DIRECTIVE >>
Using the material below, copy every line where "Engineering" appears.

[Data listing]
====================

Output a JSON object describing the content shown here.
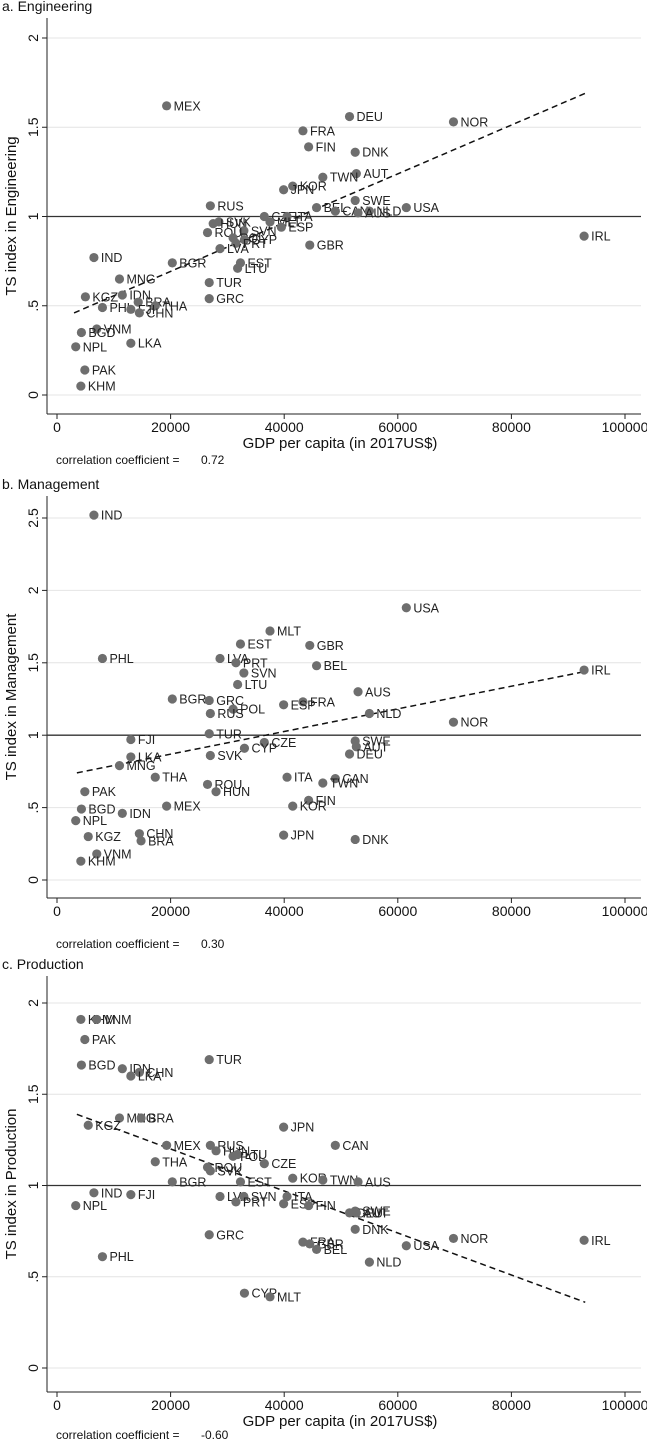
{
  "chart_data": [
    {
      "type": "scatter",
      "title": "a. Engineering",
      "xlabel": "GDP per capita (in 2017US$)",
      "ylabel": "TS index in Engineering",
      "xlim": [
        0,
        100000
      ],
      "ylim": [
        0,
        2
      ],
      "xticks": [
        "0",
        "20000",
        "40000",
        "60000",
        "80000",
        "100000"
      ],
      "yticks": [
        {
          "value": 0,
          "label": "0"
        },
        {
          "value": 0.5,
          "label": ".5"
        },
        {
          "value": 1,
          "label": "1"
        },
        {
          "value": 1.5,
          "label": "1.5"
        },
        {
          "value": 2,
          "label": "2"
        }
      ],
      "reference_line": 1,
      "trend_line": [
        [
          3000,
          0.46
        ],
        [
          93000,
          1.69
        ]
      ],
      "correlation_label": "correlation coefficient =",
      "correlation_value": "0.72",
      "points": [
        {
          "label": "MEX",
          "x": 19300,
          "y": 1.62
        },
        {
          "label": "DEU",
          "x": 51500,
          "y": 1.56
        },
        {
          "label": "NOR",
          "x": 69800,
          "y": 1.53
        },
        {
          "label": "FRA",
          "x": 43300,
          "y": 1.48
        },
        {
          "label": "FIN",
          "x": 44300,
          "y": 1.39
        },
        {
          "label": "DNK",
          "x": 52500,
          "y": 1.36
        },
        {
          "label": "AUT",
          "x": 52700,
          "y": 1.24
        },
        {
          "label": "TWN",
          "x": 46800,
          "y": 1.22
        },
        {
          "label": "KOR",
          "x": 41500,
          "y": 1.17
        },
        {
          "label": "JPN",
          "x": 39900,
          "y": 1.15
        },
        {
          "label": "SWE",
          "x": 52500,
          "y": 1.09
        },
        {
          "label": "RUS",
          "x": 27000,
          "y": 1.06
        },
        {
          "label": "USA",
          "x": 61500,
          "y": 1.05
        },
        {
          "label": "BEL",
          "x": 45700,
          "y": 1.05
        },
        {
          "label": "CAN",
          "x": 49000,
          "y": 1.03
        },
        {
          "label": "NLD",
          "x": 55000,
          "y": 1.03
        },
        {
          "label": "AUS",
          "x": 53000,
          "y": 1.02
        },
        {
          "label": "CZE",
          "x": 36500,
          "y": 1.0
        },
        {
          "label": "ITA",
          "x": 40500,
          "y": 1.0
        },
        {
          "label": "SVK",
          "x": 28500,
          "y": 0.97
        },
        {
          "label": "MLT",
          "x": 37500,
          "y": 0.97
        },
        {
          "label": "HUN",
          "x": 27500,
          "y": 0.96
        },
        {
          "label": "ESP",
          "x": 39500,
          "y": 0.94
        },
        {
          "label": "SVN",
          "x": 32900,
          "y": 0.92
        },
        {
          "label": "ROU",
          "x": 26500,
          "y": 0.91
        },
        {
          "label": "POL",
          "x": 31000,
          "y": 0.88
        },
        {
          "label": "CYP",
          "x": 33000,
          "y": 0.87
        },
        {
          "label": "PRT",
          "x": 31500,
          "y": 0.85
        },
        {
          "label": "LVA",
          "x": 28700,
          "y": 0.82
        },
        {
          "label": "GBR",
          "x": 44500,
          "y": 0.84
        },
        {
          "label": "IRL",
          "x": 92800,
          "y": 0.89
        },
        {
          "label": "IND",
          "x": 6500,
          "y": 0.77
        },
        {
          "label": "BGR",
          "x": 20300,
          "y": 0.74
        },
        {
          "label": "EST",
          "x": 32300,
          "y": 0.74
        },
        {
          "label": "LTU",
          "x": 31800,
          "y": 0.71
        },
        {
          "label": "MNG",
          "x": 11000,
          "y": 0.65
        },
        {
          "label": "TUR",
          "x": 26800,
          "y": 0.63
        },
        {
          "label": "KGZ",
          "x": 5000,
          "y": 0.55
        },
        {
          "label": "IDN",
          "x": 11500,
          "y": 0.56
        },
        {
          "label": "GRC",
          "x": 26800,
          "y": 0.54
        },
        {
          "label": "BRA",
          "x": 14300,
          "y": 0.52
        },
        {
          "label": "THA",
          "x": 17300,
          "y": 0.5
        },
        {
          "label": "PHL",
          "x": 8000,
          "y": 0.49
        },
        {
          "label": "FJI",
          "x": 13000,
          "y": 0.48
        },
        {
          "label": "CHN",
          "x": 14500,
          "y": 0.46
        },
        {
          "label": "VNM",
          "x": 7000,
          "y": 0.37
        },
        {
          "label": "BGD",
          "x": 4300,
          "y": 0.35
        },
        {
          "label": "LKA",
          "x": 13000,
          "y": 0.29
        },
        {
          "label": "NPL",
          "x": 3300,
          "y": 0.27
        },
        {
          "label": "PAK",
          "x": 4900,
          "y": 0.14
        },
        {
          "label": "KHM",
          "x": 4200,
          "y": 0.05
        }
      ]
    },
    {
      "type": "scatter",
      "title": "b. Management",
      "xlabel": "",
      "ylabel": "TS index in Management",
      "xlim": [
        0,
        100000
      ],
      "ylim": [
        0,
        2.5
      ],
      "xticks": [
        "0",
        "20000",
        "40000",
        "60000",
        "80000",
        "100000"
      ],
      "yticks": [
        {
          "value": 0,
          "label": "0"
        },
        {
          "value": 0.5,
          "label": ".5"
        },
        {
          "value": 1,
          "label": "1"
        },
        {
          "value": 1.5,
          "label": "1.5"
        },
        {
          "value": 2,
          "label": "2"
        },
        {
          "value": 2.5,
          "label": "2.5"
        }
      ],
      "reference_line": 1,
      "trend_line": [
        [
          3500,
          0.74
        ],
        [
          93000,
          1.44
        ]
      ],
      "correlation_label": "correlation coefficient =",
      "correlation_value": "0.30",
      "points": [
        {
          "label": "IND",
          "x": 6500,
          "y": 2.52
        },
        {
          "label": "USA",
          "x": 61500,
          "y": 1.88
        },
        {
          "label": "MLT",
          "x": 37500,
          "y": 1.72
        },
        {
          "label": "EST",
          "x": 32300,
          "y": 1.63
        },
        {
          "label": "GBR",
          "x": 44500,
          "y": 1.62
        },
        {
          "label": "PHL",
          "x": 8000,
          "y": 1.53
        },
        {
          "label": "LVA",
          "x": 28700,
          "y": 1.53
        },
        {
          "label": "PRT",
          "x": 31500,
          "y": 1.5
        },
        {
          "label": "BEL",
          "x": 45700,
          "y": 1.48
        },
        {
          "label": "IRL",
          "x": 92800,
          "y": 1.45
        },
        {
          "label": "SVN",
          "x": 32900,
          "y": 1.43
        },
        {
          "label": "LTU",
          "x": 31800,
          "y": 1.35
        },
        {
          "label": "AUS",
          "x": 53000,
          "y": 1.3
        },
        {
          "label": "BGR",
          "x": 20300,
          "y": 1.25
        },
        {
          "label": "GRC",
          "x": 26800,
          "y": 1.24
        },
        {
          "label": "FRA",
          "x": 43300,
          "y": 1.23
        },
        {
          "label": "ESP",
          "x": 39900,
          "y": 1.21
        },
        {
          "label": "POL",
          "x": 31000,
          "y": 1.18
        },
        {
          "label": "RUS",
          "x": 27000,
          "y": 1.15
        },
        {
          "label": "NLD",
          "x": 55000,
          "y": 1.15
        },
        {
          "label": "NOR",
          "x": 69800,
          "y": 1.09
        },
        {
          "label": "TUR",
          "x": 26800,
          "y": 1.01
        },
        {
          "label": "FJI",
          "x": 13000,
          "y": 0.97
        },
        {
          "label": "SWE",
          "x": 52500,
          "y": 0.96
        },
        {
          "label": "CZE",
          "x": 36500,
          "y": 0.95
        },
        {
          "label": "AUT",
          "x": 52700,
          "y": 0.92
        },
        {
          "label": "CYP",
          "x": 33000,
          "y": 0.91
        },
        {
          "label": "SVK",
          "x": 27000,
          "y": 0.86
        },
        {
          "label": "DEU",
          "x": 51500,
          "y": 0.87
        },
        {
          "label": "LKA",
          "x": 13000,
          "y": 0.85
        },
        {
          "label": "MNG",
          "x": 11000,
          "y": 0.79
        },
        {
          "label": "THA",
          "x": 17300,
          "y": 0.71
        },
        {
          "label": "ITA",
          "x": 40500,
          "y": 0.71
        },
        {
          "label": "CAN",
          "x": 49000,
          "y": 0.7
        },
        {
          "label": "TWN",
          "x": 46800,
          "y": 0.67
        },
        {
          "label": "ROU",
          "x": 26500,
          "y": 0.66
        },
        {
          "label": "HUN",
          "x": 28000,
          "y": 0.61
        },
        {
          "label": "PAK",
          "x": 4900,
          "y": 0.61
        },
        {
          "label": "FIN",
          "x": 44300,
          "y": 0.55
        },
        {
          "label": "KOR",
          "x": 41500,
          "y": 0.51
        },
        {
          "label": "MEX",
          "x": 19300,
          "y": 0.51
        },
        {
          "label": "BGD",
          "x": 4300,
          "y": 0.49
        },
        {
          "label": "IDN",
          "x": 11500,
          "y": 0.46
        },
        {
          "label": "NPL",
          "x": 3300,
          "y": 0.41
        },
        {
          "label": "JPN",
          "x": 39900,
          "y": 0.31
        },
        {
          "label": "CHN",
          "x": 14500,
          "y": 0.32
        },
        {
          "label": "KGZ",
          "x": 5500,
          "y": 0.3
        },
        {
          "label": "BRA",
          "x": 14800,
          "y": 0.27
        },
        {
          "label": "DNK",
          "x": 52500,
          "y": 0.28
        },
        {
          "label": "VNM",
          "x": 7000,
          "y": 0.18
        },
        {
          "label": "KHM",
          "x": 4200,
          "y": 0.13
        }
      ]
    },
    {
      "type": "scatter",
      "title": "c. Production",
      "xlabel": "GDP per capita (in 2017US$)",
      "ylabel": "TS index in Production",
      "xlim": [
        0,
        100000
      ],
      "ylim": [
        0,
        2
      ],
      "xticks": [
        "0",
        "20000",
        "40000",
        "60000",
        "80000",
        "100000"
      ],
      "yticks": [
        {
          "value": 0,
          "label": "0"
        },
        {
          "value": 0.5,
          "label": ".5"
        },
        {
          "value": 1,
          "label": "1"
        },
        {
          "value": 1.5,
          "label": "1.5"
        },
        {
          "value": 2,
          "label": "2"
        }
      ],
      "reference_line": 1,
      "trend_line": [
        [
          3500,
          1.39
        ],
        [
          93000,
          0.36
        ]
      ],
      "correlation_label": "correlation coefficient =",
      "correlation_value": "-0.60",
      "points": [
        {
          "label": "KHM",
          "x": 4200,
          "y": 1.91
        },
        {
          "label": "VNM",
          "x": 7000,
          "y": 1.91
        },
        {
          "label": "PAK",
          "x": 4900,
          "y": 1.8
        },
        {
          "label": "TUR",
          "x": 26800,
          "y": 1.69
        },
        {
          "label": "BGD",
          "x": 4300,
          "y": 1.66
        },
        {
          "label": "IDN",
          "x": 11500,
          "y": 1.64
        },
        {
          "label": "CHN",
          "x": 14500,
          "y": 1.62
        },
        {
          "label": "LKA",
          "x": 13000,
          "y": 1.6
        },
        {
          "label": "MNG",
          "x": 11000,
          "y": 1.37
        },
        {
          "label": "BRA",
          "x": 14800,
          "y": 1.37
        },
        {
          "label": "KGZ",
          "x": 5500,
          "y": 1.33
        },
        {
          "label": "JPN",
          "x": 39900,
          "y": 1.32
        },
        {
          "label": "MEX",
          "x": 19300,
          "y": 1.22
        },
        {
          "label": "RUS",
          "x": 27000,
          "y": 1.22
        },
        {
          "label": "CAN",
          "x": 49000,
          "y": 1.22
        },
        {
          "label": "HUN",
          "x": 28000,
          "y": 1.19
        },
        {
          "label": "LTU",
          "x": 31800,
          "y": 1.17
        },
        {
          "label": "POL",
          "x": 31000,
          "y": 1.16
        },
        {
          "label": "THA",
          "x": 17300,
          "y": 1.13
        },
        {
          "label": "CZE",
          "x": 36500,
          "y": 1.12
        },
        {
          "label": "ROU",
          "x": 26500,
          "y": 1.1
        },
        {
          "label": "SVK",
          "x": 27000,
          "y": 1.08
        },
        {
          "label": "KOR",
          "x": 41500,
          "y": 1.04
        },
        {
          "label": "TWN",
          "x": 46800,
          "y": 1.03
        },
        {
          "label": "EST",
          "x": 32300,
          "y": 1.02
        },
        {
          "label": "BGR",
          "x": 20300,
          "y": 1.02
        },
        {
          "label": "AUS",
          "x": 53000,
          "y": 1.02
        },
        {
          "label": "IND",
          "x": 6500,
          "y": 0.96
        },
        {
          "label": "FJI",
          "x": 13000,
          "y": 0.95
        },
        {
          "label": "LVA",
          "x": 28700,
          "y": 0.94
        },
        {
          "label": "SVN",
          "x": 32900,
          "y": 0.94
        },
        {
          "label": "ITA",
          "x": 40500,
          "y": 0.94
        },
        {
          "label": "PRT",
          "x": 31500,
          "y": 0.91
        },
        {
          "label": "ESP",
          "x": 39900,
          "y": 0.9
        },
        {
          "label": "NPL",
          "x": 3300,
          "y": 0.89
        },
        {
          "label": "FIN",
          "x": 44300,
          "y": 0.89
        },
        {
          "label": "SWE",
          "x": 52500,
          "y": 0.86
        },
        {
          "label": "DEU",
          "x": 51500,
          "y": 0.85
        },
        {
          "label": "AUT",
          "x": 52700,
          "y": 0.85
        },
        {
          "label": "DNK",
          "x": 52500,
          "y": 0.76
        },
        {
          "label": "GRC",
          "x": 26800,
          "y": 0.73
        },
        {
          "label": "NOR",
          "x": 69800,
          "y": 0.71
        },
        {
          "label": "IRL",
          "x": 92800,
          "y": 0.7
        },
        {
          "label": "FRA",
          "x": 43300,
          "y": 0.69
        },
        {
          "label": "GBR",
          "x": 44500,
          "y": 0.68
        },
        {
          "label": "USA",
          "x": 61500,
          "y": 0.67
        },
        {
          "label": "BEL",
          "x": 45700,
          "y": 0.65
        },
        {
          "label": "PHL",
          "x": 8000,
          "y": 0.61
        },
        {
          "label": "NLD",
          "x": 55000,
          "y": 0.58
        },
        {
          "label": "CYP",
          "x": 33000,
          "y": 0.41
        },
        {
          "label": "MLT",
          "x": 37500,
          "y": 0.39
        }
      ]
    }
  ]
}
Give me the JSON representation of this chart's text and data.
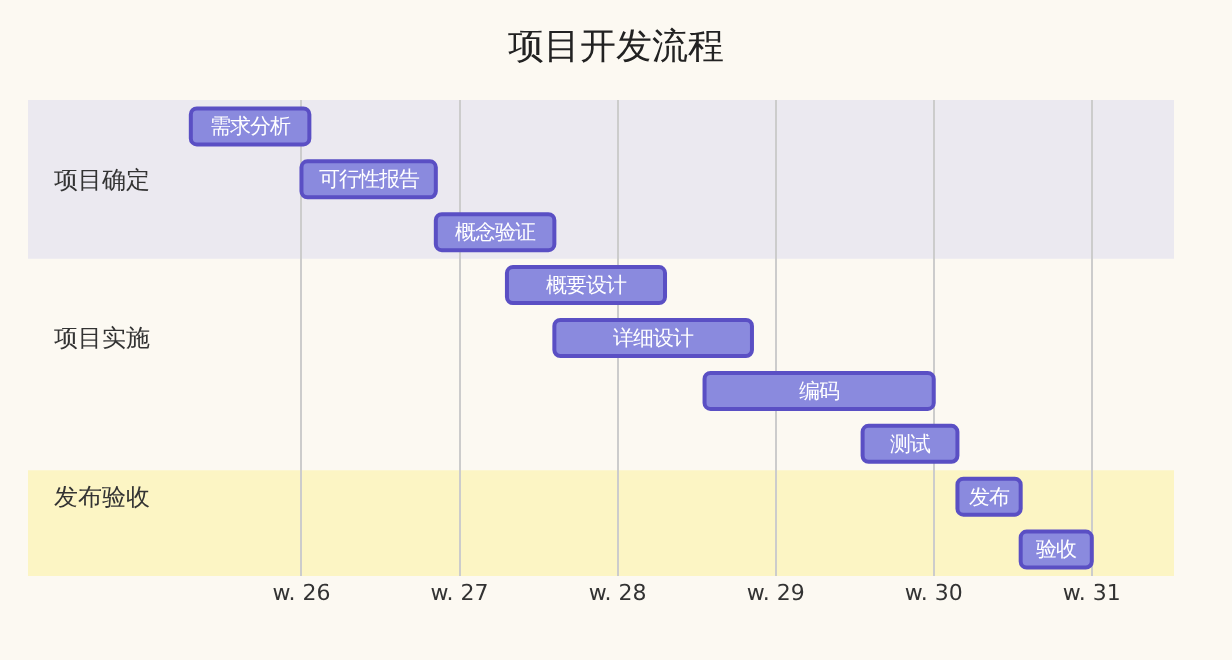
{
  "chart_data": {
    "type": "bar",
    "title": "项目开发流程",
    "orientation": "horizontal",
    "categories": [
      null,
      "项目确定",
      null,
      null,
      "项目实施",
      null,
      null,
      "发布验收",
      null
    ],
    "base": [
      25.3,
      26.0,
      26.85,
      27.3,
      27.6,
      28.55,
      29.55,
      30.15,
      30.55
    ],
    "values": [
      0.75,
      0.85,
      0.75,
      1.0,
      1.25,
      1.45,
      0.6,
      0.4,
      0.45
    ],
    "value_labels": [
      "需求分析",
      "可行性报告",
      "概念验证",
      "概要设计",
      "详细设计",
      "编码",
      "测试",
      "发布",
      "验收"
    ],
    "color": "#8a8ade",
    "xlim": [
      24.27,
      31.52
    ],
    "xticks": [
      {
        "value": 26,
        "label": "w. 26"
      },
      {
        "value": 27,
        "label": "w. 27"
      },
      {
        "value": 28,
        "label": "w. 28"
      },
      {
        "value": 29,
        "label": "w. 29"
      },
      {
        "value": 30,
        "label": "w. 30"
      },
      {
        "value": 31,
        "label": "w. 31"
      }
    ],
    "grid": "x",
    "legend": false
  }
}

====================

ANSWER IN FULL >>
      "title": "a. Engineering",
      "ylabel": "TS index in Engineering",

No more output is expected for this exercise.